WORK TO COMPLETE.
Pull each line holding "Diego" out of the entries below.

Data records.
^^^^^^^^^^^^^^^^

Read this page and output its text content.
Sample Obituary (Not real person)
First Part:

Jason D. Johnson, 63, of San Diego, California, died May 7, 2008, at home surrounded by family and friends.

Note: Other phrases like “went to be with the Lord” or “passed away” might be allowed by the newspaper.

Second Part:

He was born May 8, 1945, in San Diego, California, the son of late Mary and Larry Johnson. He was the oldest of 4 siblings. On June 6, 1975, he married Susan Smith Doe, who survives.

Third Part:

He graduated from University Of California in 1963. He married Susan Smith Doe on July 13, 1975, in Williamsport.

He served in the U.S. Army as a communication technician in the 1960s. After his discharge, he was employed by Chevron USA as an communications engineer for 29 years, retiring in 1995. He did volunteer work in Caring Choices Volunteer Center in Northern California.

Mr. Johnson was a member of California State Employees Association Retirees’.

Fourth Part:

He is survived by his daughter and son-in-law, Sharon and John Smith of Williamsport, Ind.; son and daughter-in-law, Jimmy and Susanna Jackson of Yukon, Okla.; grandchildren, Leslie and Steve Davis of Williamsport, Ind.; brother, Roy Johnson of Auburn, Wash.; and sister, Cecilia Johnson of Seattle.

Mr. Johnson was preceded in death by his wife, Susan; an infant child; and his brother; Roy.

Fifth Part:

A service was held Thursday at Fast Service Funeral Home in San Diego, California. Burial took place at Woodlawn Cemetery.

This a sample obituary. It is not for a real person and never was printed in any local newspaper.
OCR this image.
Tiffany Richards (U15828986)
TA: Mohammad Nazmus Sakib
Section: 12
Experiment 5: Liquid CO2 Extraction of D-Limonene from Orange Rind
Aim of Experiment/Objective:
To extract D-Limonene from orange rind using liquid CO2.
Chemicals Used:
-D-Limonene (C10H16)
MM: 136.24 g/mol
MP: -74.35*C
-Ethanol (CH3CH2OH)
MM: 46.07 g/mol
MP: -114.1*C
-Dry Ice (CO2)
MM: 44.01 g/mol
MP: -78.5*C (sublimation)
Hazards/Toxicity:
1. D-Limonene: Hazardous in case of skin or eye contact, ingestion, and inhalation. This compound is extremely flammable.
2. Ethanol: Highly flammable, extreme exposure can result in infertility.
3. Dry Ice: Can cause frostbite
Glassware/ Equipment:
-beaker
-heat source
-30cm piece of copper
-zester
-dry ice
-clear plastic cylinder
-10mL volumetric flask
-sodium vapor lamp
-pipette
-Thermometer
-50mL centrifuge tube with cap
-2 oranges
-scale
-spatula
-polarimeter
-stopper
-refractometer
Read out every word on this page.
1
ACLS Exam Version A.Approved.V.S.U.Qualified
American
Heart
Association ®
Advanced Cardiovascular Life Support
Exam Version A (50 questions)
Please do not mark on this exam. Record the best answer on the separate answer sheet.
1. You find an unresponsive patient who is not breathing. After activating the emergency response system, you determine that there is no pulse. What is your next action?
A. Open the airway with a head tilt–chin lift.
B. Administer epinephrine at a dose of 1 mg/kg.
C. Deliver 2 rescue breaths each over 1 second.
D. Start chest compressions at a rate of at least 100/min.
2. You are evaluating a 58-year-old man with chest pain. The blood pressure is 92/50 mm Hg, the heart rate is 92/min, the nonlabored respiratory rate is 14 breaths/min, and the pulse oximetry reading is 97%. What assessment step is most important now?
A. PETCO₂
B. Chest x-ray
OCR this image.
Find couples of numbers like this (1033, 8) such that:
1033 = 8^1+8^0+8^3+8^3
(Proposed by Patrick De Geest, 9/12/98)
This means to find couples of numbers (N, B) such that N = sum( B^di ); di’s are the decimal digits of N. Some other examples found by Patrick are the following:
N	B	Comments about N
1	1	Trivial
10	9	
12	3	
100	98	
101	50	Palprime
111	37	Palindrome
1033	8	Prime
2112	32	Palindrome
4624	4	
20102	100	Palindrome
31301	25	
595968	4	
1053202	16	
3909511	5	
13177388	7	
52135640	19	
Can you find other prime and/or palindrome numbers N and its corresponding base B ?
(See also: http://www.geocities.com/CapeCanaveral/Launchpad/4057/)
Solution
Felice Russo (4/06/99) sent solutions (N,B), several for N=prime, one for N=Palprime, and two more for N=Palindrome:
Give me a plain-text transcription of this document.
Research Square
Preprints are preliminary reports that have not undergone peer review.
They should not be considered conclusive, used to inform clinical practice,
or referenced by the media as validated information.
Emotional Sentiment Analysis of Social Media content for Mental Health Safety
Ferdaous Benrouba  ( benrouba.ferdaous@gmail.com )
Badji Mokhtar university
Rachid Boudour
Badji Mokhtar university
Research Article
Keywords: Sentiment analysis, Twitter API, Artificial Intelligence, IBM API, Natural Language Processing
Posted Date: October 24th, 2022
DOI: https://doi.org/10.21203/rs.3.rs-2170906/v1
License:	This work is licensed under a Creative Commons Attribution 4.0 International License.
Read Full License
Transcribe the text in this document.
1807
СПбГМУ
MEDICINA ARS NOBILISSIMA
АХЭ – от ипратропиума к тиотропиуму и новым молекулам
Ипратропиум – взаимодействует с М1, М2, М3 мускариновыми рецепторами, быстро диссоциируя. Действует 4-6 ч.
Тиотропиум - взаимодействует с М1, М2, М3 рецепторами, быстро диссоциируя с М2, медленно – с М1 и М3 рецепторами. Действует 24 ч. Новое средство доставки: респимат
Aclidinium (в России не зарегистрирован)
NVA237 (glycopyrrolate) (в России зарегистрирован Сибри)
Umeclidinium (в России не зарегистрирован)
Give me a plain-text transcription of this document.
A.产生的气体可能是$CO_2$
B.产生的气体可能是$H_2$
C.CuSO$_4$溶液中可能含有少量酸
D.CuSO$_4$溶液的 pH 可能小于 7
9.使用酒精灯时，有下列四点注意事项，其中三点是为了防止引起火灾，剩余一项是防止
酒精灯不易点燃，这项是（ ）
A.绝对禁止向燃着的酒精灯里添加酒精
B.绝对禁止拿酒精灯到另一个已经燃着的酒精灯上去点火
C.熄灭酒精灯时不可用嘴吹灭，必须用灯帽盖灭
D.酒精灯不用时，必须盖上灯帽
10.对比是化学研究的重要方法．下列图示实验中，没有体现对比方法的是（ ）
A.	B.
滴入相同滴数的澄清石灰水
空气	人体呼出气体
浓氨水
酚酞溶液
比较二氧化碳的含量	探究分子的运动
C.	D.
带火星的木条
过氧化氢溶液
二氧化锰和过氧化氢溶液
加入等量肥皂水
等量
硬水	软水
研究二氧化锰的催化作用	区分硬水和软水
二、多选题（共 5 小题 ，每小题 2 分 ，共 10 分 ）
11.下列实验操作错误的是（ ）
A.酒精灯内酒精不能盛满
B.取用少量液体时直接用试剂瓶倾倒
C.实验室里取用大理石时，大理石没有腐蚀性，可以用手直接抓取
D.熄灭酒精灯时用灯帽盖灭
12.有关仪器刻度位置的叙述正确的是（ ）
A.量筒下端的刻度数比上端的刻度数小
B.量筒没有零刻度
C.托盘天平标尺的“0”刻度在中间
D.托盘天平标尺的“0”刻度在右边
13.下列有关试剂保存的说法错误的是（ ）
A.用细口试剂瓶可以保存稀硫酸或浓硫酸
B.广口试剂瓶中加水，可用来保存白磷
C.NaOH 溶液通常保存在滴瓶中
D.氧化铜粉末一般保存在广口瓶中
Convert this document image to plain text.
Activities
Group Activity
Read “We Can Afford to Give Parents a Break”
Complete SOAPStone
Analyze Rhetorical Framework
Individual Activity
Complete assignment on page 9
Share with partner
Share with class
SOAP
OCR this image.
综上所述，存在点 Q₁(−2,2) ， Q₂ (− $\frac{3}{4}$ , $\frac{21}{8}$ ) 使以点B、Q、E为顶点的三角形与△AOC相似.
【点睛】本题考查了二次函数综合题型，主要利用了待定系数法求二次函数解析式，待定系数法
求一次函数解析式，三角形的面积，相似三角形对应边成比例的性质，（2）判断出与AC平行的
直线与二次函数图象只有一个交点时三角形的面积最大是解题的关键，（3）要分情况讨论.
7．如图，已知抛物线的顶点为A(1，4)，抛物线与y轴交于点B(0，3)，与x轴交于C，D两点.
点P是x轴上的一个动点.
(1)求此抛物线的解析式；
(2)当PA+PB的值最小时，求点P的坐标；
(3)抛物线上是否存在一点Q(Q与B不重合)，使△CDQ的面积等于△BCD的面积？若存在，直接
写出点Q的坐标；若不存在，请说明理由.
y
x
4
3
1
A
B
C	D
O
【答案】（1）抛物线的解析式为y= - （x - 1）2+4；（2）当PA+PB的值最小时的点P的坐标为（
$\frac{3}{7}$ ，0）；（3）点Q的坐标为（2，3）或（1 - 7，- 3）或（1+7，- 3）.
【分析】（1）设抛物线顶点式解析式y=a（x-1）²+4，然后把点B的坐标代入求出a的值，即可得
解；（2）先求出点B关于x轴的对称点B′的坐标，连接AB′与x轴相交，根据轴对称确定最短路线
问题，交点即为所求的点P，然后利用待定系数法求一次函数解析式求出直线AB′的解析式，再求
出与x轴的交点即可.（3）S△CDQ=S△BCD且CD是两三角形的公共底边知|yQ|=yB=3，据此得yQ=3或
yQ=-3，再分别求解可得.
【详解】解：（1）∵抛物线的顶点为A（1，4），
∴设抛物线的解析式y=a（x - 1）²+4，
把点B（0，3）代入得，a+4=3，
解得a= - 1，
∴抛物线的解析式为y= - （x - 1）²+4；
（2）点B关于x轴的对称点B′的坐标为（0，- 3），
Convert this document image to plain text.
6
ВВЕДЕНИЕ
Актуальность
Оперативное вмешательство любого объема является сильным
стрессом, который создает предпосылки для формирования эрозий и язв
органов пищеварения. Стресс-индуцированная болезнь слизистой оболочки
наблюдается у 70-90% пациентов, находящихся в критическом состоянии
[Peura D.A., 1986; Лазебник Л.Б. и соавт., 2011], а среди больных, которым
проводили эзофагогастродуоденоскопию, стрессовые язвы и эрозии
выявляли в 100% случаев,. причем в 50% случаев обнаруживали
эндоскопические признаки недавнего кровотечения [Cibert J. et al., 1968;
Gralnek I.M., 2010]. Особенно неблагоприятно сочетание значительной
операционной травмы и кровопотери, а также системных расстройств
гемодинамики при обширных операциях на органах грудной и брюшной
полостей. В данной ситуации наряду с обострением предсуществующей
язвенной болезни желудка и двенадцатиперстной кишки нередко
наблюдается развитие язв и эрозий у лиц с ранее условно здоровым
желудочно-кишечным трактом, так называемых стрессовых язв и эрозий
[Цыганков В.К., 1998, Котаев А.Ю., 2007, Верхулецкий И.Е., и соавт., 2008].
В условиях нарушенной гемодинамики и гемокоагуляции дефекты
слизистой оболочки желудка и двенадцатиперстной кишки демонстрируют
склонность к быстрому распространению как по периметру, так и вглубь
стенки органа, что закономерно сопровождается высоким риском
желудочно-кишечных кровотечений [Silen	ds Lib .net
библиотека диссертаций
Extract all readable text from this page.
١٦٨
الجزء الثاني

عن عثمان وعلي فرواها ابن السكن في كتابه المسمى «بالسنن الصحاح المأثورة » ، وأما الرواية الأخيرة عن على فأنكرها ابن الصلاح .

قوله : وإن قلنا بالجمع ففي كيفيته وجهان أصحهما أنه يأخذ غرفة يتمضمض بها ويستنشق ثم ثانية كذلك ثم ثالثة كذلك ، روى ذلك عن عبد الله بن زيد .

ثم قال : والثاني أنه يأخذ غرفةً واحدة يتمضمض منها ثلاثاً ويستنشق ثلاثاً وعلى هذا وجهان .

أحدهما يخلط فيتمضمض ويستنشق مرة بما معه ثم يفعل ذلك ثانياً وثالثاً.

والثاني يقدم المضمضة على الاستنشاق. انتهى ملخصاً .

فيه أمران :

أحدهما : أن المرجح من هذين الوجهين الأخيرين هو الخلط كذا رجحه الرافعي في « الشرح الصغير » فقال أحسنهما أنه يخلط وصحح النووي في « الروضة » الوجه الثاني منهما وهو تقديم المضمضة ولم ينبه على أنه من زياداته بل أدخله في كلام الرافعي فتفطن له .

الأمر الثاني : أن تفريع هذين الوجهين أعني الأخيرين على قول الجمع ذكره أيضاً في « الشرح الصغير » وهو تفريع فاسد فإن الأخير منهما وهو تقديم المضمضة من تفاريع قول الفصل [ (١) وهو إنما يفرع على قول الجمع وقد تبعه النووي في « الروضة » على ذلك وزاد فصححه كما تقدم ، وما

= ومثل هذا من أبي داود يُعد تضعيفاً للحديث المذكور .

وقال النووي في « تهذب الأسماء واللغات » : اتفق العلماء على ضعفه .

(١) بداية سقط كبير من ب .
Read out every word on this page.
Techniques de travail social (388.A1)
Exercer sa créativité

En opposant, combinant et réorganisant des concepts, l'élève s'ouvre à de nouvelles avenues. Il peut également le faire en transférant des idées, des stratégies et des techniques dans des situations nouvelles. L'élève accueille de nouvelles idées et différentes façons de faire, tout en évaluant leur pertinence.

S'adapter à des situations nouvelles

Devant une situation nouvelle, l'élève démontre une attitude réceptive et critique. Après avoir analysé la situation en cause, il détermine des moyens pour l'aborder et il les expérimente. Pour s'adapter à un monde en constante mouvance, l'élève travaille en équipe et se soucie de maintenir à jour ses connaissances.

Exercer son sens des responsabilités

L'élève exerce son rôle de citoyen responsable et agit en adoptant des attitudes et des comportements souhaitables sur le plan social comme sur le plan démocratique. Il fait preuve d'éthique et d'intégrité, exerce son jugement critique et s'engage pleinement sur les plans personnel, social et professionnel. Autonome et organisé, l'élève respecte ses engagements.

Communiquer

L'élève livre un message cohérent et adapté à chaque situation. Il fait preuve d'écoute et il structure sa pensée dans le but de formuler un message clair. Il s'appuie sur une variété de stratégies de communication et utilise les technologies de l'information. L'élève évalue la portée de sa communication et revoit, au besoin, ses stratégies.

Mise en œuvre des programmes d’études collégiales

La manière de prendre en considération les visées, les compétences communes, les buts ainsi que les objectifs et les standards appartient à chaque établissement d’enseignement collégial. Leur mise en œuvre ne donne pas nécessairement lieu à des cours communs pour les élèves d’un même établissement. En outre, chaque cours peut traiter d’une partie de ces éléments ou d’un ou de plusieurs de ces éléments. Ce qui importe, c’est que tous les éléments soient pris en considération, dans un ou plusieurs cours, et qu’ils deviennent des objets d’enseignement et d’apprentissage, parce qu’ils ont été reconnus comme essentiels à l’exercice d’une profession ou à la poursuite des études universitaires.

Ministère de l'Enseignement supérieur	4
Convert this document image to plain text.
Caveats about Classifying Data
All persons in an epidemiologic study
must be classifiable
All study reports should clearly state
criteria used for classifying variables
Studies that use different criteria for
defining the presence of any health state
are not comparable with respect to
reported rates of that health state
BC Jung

^^^^^^^^^^^^^^^^

CORRECT RESPONSE.
Jason D. Johnson, 63, of San Diego, California, died May 7, 2008, at home surrounded by family and friends.
He was born May 8, 1945, in San Diego, California, the son of late Mary and Larry Johnson. He was the oldest of 4 siblings. On June 6, 1975, he married Susan Smith Doe, who survives.
A service was held Thursday at Fast Service Funeral Home in San Diego, California. Burial took place at Woodlawn Cemetery.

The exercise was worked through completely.